**DO THIS:**
Could every line of the data be printed exactly as it reads?

**DATA EXCERPTS:**
------------------------------------------------------------
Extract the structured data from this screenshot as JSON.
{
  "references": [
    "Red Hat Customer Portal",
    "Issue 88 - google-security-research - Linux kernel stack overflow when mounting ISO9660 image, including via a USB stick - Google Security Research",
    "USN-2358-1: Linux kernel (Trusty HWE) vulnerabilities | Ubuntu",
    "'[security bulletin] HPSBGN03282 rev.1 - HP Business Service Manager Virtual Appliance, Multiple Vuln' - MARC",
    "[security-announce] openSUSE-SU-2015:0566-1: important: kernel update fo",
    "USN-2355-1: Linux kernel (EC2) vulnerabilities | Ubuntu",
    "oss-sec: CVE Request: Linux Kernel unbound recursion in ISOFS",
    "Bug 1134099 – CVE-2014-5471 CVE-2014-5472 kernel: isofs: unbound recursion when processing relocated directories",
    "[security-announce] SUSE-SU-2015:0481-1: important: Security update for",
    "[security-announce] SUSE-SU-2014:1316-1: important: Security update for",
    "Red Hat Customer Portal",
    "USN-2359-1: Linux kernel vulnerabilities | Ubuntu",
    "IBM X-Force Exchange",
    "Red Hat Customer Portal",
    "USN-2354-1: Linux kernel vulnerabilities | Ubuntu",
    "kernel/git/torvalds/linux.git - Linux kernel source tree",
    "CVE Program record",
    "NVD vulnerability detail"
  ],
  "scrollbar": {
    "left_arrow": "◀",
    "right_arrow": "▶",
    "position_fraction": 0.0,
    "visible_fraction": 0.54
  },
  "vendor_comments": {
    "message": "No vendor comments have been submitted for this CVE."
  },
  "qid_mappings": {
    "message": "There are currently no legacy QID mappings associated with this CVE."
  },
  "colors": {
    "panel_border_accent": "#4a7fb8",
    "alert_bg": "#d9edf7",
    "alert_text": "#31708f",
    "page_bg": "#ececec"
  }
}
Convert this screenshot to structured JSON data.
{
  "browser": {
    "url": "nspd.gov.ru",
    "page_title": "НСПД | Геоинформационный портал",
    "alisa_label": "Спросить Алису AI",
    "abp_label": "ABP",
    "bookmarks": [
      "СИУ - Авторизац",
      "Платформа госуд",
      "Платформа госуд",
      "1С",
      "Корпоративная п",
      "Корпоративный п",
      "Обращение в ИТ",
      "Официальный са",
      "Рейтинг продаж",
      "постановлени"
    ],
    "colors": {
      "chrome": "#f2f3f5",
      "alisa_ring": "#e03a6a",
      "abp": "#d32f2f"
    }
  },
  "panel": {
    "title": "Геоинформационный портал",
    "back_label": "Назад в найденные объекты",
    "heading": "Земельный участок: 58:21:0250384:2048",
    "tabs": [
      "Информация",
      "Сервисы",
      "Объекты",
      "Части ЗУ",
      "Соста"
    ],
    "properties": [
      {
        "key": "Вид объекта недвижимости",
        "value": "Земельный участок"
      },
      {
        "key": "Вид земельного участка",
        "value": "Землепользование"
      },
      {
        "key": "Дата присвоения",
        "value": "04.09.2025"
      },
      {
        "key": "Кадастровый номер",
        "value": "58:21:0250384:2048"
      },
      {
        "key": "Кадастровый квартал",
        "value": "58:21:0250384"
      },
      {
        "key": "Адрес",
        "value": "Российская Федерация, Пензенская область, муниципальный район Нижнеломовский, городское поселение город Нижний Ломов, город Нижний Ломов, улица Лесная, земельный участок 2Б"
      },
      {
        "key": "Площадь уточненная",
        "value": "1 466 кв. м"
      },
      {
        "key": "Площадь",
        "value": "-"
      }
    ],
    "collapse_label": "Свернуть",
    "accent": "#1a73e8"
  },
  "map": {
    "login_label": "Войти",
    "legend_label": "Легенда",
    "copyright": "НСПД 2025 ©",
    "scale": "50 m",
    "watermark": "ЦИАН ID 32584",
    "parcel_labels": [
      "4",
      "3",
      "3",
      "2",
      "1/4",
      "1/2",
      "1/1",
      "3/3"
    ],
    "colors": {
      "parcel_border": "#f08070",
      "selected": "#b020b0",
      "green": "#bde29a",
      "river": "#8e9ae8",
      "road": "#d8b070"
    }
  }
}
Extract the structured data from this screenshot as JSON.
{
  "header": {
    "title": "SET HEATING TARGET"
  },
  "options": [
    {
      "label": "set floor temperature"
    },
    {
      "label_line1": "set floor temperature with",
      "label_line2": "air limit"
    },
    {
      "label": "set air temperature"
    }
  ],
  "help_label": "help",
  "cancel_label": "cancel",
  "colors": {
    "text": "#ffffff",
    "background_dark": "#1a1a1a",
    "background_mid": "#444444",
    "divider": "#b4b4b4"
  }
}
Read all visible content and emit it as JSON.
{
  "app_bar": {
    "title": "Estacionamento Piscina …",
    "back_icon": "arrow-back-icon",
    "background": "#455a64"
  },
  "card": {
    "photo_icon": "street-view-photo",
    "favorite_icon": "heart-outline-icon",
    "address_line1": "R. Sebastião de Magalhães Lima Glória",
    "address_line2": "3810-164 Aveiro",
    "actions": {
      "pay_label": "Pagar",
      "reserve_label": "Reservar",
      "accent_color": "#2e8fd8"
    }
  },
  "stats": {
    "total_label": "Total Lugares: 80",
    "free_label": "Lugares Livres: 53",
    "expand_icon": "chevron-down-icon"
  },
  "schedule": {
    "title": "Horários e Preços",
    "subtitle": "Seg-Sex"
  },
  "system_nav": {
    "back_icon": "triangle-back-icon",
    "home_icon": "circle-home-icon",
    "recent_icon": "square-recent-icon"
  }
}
------------------------------------------------------------
**FINAL ANSWER:**
Extract the structured data from this screenshot as JSON.
{
  "references": [
    "Red Hat Customer Portal",
    "Issue 88 - google-security-research - Linux kernel stack overflow when mounting ISO9660 image, including via a USB stick - Google Security Research",
    "USN-2358-1: Linux kernel (Trusty HWE) vulnerabilities | Ubuntu",
    "'[security bulletin] HPSBGN03282 rev.1 - HP Business Service Manager Virtual Appliance, Multiple Vuln' - MARC",
    "[security-announce] openSUSE-SU-2015:0566-1: important: kernel update fo",
    "USN-2355-1: Linux kernel (EC2) vulnerabilities | Ubuntu",
    "oss-sec: CVE Request: Linux Kernel unbound recursion in ISOFS",
    "Bug 1134099 – CVE-2014-5471 CVE-2014-5472 kernel: isofs: unbound recursion when processing relocated directories",
    "[security-announce] SUSE-SU-2015:0481-1: important: Security update for",
    "[security-announce] SUSE-SU-2014:1316-1: important: Security update for",
    "Red Hat Customer Portal",
    "USN-2359-1: Linux kernel vulnerabilities | Ubuntu",
    "IBM X-Force Exchange",
    "Red Hat Customer Portal",
    "USN-2354-1: Linux kernel vulnerabilities | Ubuntu",
    "kernel/git/torvalds/linux.git - Linux kernel source tree",
    "CVE Program record",
    "NVD vulnerability detail"
  ],
  "scrollbar": {
    "left_arrow": "◀",
    "right_arrow": "▶",
    "position_fraction": 0.0,
    "visible_fraction": 0.54
  },
  "vendor_comments": {
    "message": "No vendor comments have been submitted for this CVE."
  },
  "qid_mappings": {
    "message": "There are currently no legacy QID mappings associated with this CVE."
  },
  "colors": {
    "panel_border_accent": "#4a7fb8",
    "alert_bg": "#d9edf7",
    "alert_text": "#31708f",
    "page_bg": "#ececec"
  }
}
Convert this screenshot to structured JSON data.
{
  "browser": {
    "url": "nspd.gov.ru",
    "page_title": "НСПД | Геоинформационный портал",
    "alisa_label": "Спросить Алису AI",
    "abp_label": "ABP",
    "bookmarks": [
      "СИУ - Авторизац",
      "Платформа госуд",
      "Платформа госуд",
      "1С",
      "Корпоративная п",
      "Корпоративный п",
      "Обращение в ИТ",
      "Официальный са",
      "Рейтинг продаж",
      "постановлени"
    ],
    "colors": {
      "chrome": "#f2f3f5",
      "alisa_ring": "#e03a6a",
      "abp": "#d32f2f"
    }
  },
  "panel": {
    "title": "Геоинформационный портал",
    "back_label": "Назад в найденные объекты",
    "heading": "Земельный участок: 58:21:0250384:2048",
    "tabs": [
      "Информация",
      "Сервисы",
      "Объекты",
      "Части ЗУ",
      "Соста"
    ],
    "properties": [
      {
        "key": "Вид объекта недвижимости",
        "value": "Земельный участок"
      },
      {
        "key": "Вид земельного участка",
        "value": "Землепользование"
      },
      {
        "key": "Дата присвоения",
        "value": "04.09.2025"
      },
      {
        "key": "Кадастровый номер",
        "value": "58:21:0250384:2048"
      },
      {
        "key": "Кадастровый квартал",
        "value": "58:21:0250384"
      },
      {
        "key": "Адрес",
        "value": "Российская Федерация, Пензенская область, муниципальный район Нижнеломовский, городское поселение город Нижний Ломов, город Нижний Ломов, улица Лесная, земельный участок 2Б"
      },
      {
        "key": "Площадь уточненная",
        "value": "1 466 кв. м"
      },
      {
        "key": "Площадь",
        "value": "-"
      }
    ],
    "collapse_label": "Свернуть",
    "accent": "#1a73e8"
  },
  "map": {
    "login_label": "Войти",
    "legend_label": "Легенда",
    "copyright": "НСПД 2025 ©",
    "scale": "50 m",
    "watermark": "ЦИАН ID 32584",
    "parcel_labels": [
      "4",
      "3",
      "3",
      "2",
      "1/4",
      "1/2",
      "1/1",
      "3/3"
    ],
    "colors": {
      "parcel_border": "#f08070",
      "selected": "#b020b0",
      "green": "#bde29a",
      "river": "#8e9ae8",
      "road": "#d8b070"
    }
  }
}
Extract the structured data from this screenshot as JSON.
{
  "header": {
    "title": "SET HEATING TARGET"
  },
  "options": [
    {
      "label": "set floor temperature"
    },
    {
      "label_line1": "set floor temperature with",
      "label_line2": "air limit"
    },
    {
      "label": "set air temperature"
    }
  ],
  "help_label": "help",
  "cancel_label": "cancel",
  "colors": {
    "text": "#ffffff",
    "background_dark": "#1a1a1a",
    "background_mid": "#444444",
    "divider": "#b4b4b4"
  }
}
Read all visible content and emit it as JSON.
{
  "app_bar": {
    "title": "Estacionamento Piscina …",
    "back_icon": "arrow-back-icon",
    "background": "#455a64"
  },
  "card": {
    "photo_icon": "street-view-photo",
    "favorite_icon": "heart-outline-icon",
    "address_line1": "R. Sebastião de Magalhães Lima Glória",
    "address_line2": "3810-164 Aveiro",
    "actions": {
      "pay_label": "Pagar",
      "reserve_label": "Reservar",
      "accent_color": "#2e8fd8"
    }
  },
  "stats": {
    "total_label": "Total Lugares: 80",
    "free_label": "Lugares Livres: 53",
    "expand_icon": "chevron-down-icon"
  },
  "schedule": {
    "title": "Horários e Preços",
    "subtitle": "Seg-Sex"
  },
  "system_nav": {
    "back_icon": "triangle-back-icon",
    "home_icon": "circle-home-icon",
    "recent_icon": "square-recent-icon"
  }
}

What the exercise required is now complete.